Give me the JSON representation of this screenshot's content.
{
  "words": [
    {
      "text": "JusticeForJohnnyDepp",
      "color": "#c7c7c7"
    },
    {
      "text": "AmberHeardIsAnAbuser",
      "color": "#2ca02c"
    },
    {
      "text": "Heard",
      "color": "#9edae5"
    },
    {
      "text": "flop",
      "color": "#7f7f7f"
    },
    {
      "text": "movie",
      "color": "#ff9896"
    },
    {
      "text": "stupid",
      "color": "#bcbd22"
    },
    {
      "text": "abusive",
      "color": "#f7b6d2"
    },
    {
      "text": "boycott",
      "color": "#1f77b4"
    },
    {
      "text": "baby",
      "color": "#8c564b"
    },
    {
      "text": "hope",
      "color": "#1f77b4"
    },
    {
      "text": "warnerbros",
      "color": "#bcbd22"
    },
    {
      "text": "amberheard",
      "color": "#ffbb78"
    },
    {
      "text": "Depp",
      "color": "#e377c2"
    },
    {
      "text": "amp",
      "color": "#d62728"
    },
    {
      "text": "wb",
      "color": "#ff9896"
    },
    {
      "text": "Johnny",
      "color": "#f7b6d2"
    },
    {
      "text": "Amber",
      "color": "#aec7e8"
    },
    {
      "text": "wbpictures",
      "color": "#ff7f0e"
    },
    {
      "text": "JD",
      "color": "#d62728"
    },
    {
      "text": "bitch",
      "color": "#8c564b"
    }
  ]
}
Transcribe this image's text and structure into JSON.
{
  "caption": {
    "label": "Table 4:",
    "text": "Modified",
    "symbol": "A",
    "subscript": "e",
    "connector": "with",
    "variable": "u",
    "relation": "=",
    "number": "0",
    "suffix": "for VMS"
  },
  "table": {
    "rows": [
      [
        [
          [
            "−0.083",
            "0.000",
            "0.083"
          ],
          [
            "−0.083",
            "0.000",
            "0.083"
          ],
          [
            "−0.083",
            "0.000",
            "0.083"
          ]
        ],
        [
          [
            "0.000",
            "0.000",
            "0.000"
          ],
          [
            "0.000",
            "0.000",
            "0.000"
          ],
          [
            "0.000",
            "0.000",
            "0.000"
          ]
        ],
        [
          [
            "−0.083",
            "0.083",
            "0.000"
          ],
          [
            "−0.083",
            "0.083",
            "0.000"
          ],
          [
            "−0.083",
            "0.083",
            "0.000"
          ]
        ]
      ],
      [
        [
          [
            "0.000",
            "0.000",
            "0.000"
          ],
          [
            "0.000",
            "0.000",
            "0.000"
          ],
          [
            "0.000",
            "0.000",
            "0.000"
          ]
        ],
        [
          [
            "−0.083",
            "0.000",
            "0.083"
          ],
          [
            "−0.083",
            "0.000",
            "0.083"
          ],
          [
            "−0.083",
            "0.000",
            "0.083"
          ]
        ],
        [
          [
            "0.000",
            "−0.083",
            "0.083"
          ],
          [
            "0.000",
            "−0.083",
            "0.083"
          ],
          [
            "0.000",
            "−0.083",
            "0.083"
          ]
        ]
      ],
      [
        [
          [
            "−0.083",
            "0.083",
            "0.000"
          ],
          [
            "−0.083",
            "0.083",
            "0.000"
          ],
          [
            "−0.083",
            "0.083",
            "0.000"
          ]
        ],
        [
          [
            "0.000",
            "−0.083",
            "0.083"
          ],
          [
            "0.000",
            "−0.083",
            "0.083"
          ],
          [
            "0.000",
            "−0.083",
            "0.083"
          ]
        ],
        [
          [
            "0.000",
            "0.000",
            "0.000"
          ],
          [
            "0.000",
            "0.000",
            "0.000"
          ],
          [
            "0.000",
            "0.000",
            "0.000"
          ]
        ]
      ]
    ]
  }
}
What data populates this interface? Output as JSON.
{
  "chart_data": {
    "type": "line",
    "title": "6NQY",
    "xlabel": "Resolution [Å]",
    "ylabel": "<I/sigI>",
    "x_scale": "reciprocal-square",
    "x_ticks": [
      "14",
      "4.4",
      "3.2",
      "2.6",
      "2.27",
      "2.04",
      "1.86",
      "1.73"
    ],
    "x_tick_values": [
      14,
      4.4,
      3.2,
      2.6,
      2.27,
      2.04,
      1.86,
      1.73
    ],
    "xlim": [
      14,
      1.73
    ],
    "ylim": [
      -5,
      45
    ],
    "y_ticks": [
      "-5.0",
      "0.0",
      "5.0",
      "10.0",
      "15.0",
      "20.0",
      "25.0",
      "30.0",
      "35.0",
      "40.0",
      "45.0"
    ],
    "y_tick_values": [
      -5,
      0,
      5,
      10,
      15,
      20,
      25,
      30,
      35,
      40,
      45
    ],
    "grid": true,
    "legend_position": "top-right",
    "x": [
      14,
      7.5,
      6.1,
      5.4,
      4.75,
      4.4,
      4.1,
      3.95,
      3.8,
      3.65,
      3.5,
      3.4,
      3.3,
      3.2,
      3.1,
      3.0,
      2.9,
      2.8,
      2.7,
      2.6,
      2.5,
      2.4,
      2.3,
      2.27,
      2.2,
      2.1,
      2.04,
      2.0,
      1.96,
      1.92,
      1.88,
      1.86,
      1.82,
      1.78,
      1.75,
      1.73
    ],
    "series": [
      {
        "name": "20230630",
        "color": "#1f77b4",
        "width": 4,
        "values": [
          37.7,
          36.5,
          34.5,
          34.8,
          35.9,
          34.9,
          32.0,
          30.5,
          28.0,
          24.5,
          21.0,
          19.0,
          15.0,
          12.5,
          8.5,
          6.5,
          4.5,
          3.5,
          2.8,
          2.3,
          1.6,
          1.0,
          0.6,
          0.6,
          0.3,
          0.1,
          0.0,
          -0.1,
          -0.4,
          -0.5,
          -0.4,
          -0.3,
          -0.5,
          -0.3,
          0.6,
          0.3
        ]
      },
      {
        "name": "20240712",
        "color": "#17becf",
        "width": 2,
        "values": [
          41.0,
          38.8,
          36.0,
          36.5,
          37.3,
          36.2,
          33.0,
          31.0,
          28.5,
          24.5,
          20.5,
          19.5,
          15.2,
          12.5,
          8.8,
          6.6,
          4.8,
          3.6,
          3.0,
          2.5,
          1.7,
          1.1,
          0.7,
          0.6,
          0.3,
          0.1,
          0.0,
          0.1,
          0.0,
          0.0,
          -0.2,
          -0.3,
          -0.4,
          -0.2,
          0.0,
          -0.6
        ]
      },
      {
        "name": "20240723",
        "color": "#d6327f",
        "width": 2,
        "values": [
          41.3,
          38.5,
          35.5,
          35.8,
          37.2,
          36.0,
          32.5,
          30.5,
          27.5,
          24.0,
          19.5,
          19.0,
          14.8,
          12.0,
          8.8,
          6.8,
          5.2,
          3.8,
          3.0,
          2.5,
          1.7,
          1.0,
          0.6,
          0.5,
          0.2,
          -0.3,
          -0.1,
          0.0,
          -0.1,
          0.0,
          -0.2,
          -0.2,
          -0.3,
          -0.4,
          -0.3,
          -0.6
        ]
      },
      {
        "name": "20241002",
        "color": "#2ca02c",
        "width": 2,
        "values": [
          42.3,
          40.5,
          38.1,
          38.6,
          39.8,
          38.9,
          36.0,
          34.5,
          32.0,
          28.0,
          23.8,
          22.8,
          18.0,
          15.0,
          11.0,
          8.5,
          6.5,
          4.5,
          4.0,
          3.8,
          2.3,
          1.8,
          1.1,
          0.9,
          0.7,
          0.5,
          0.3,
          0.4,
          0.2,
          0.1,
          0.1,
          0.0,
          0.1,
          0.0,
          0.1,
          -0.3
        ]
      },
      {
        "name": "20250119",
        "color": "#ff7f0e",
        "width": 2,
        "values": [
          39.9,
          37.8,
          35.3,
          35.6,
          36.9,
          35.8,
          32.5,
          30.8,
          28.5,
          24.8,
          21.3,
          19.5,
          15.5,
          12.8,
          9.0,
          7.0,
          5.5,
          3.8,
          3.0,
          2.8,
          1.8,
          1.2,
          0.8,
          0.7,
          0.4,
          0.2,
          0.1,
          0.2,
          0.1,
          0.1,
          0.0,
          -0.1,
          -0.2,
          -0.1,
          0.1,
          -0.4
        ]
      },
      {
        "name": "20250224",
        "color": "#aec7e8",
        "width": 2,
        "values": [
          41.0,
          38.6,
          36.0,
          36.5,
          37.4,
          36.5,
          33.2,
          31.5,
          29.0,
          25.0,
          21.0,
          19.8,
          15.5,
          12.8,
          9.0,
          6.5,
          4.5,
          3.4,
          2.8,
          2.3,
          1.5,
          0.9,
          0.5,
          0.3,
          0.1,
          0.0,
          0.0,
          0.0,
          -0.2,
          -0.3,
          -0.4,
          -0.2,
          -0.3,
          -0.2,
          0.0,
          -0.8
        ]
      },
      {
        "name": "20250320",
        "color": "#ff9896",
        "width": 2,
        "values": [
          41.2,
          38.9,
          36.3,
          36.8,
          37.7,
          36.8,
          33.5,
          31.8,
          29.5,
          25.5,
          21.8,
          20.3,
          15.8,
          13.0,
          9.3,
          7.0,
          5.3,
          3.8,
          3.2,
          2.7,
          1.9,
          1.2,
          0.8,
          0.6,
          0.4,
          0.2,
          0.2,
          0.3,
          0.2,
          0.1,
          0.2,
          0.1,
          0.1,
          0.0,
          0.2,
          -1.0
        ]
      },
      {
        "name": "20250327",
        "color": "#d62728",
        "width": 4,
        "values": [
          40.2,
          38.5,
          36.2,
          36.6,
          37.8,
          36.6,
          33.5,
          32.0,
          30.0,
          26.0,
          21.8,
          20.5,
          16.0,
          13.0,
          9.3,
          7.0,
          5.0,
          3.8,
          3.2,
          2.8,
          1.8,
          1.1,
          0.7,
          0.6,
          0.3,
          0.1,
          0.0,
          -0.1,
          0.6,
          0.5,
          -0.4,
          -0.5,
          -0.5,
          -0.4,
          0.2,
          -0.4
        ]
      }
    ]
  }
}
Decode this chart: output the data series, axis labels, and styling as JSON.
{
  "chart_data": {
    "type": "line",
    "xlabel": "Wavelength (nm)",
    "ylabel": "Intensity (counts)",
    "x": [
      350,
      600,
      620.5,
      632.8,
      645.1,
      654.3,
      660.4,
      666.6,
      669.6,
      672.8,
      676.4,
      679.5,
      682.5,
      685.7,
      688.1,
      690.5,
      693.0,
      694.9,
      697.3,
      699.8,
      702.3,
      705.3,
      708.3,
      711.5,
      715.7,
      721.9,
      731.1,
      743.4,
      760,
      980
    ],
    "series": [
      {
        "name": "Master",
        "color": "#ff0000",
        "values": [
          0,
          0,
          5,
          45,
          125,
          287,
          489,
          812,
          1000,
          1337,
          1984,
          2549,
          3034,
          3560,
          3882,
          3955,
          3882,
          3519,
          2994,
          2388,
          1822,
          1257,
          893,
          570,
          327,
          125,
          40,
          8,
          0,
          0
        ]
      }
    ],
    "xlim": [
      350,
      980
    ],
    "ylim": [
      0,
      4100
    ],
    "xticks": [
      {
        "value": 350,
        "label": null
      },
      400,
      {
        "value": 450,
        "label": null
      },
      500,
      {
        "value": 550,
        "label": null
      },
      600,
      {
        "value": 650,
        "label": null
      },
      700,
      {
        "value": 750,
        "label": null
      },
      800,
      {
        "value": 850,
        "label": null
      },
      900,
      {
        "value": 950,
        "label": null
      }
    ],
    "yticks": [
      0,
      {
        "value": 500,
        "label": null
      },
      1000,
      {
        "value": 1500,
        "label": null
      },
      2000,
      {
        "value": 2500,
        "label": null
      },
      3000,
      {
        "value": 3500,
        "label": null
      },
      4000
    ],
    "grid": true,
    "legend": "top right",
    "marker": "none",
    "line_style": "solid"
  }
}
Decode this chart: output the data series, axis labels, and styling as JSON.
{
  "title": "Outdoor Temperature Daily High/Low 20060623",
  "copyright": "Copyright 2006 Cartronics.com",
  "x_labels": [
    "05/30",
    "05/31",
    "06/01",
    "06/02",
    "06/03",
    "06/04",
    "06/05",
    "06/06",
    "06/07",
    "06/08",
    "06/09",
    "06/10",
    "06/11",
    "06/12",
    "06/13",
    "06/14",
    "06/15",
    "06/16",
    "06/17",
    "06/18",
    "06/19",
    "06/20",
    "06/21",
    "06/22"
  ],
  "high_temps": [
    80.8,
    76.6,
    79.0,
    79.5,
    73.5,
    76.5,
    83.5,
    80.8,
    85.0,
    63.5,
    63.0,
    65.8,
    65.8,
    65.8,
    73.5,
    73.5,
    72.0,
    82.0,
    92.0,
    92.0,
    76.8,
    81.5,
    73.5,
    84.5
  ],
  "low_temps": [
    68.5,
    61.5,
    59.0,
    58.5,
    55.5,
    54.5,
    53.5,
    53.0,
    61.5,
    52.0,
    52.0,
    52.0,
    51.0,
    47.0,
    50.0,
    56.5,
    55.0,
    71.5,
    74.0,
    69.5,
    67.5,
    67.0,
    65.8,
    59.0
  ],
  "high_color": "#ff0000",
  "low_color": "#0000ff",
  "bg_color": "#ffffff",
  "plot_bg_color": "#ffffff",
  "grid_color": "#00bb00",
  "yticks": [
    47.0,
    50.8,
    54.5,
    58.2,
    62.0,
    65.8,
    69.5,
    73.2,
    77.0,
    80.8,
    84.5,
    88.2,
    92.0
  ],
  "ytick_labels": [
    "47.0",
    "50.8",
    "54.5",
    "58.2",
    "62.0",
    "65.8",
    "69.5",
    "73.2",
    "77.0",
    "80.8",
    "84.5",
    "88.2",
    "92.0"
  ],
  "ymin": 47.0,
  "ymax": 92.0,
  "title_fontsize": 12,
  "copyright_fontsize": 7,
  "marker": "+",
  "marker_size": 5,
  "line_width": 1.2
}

|---|

* GOAL OF THE EXERCISE
Pull every line containing the word "this" out of the material and copy it.

* REPLY
Give me the JSON representation of this screenshot's content.
Transcribe this image's text and structure into JSON.
What data populates this interface? Output as JSON.
Decode this chart: output the data series, axis labels, and styling as JSON.
Decode this chart: output the data series, axis labels, and styling as JSON.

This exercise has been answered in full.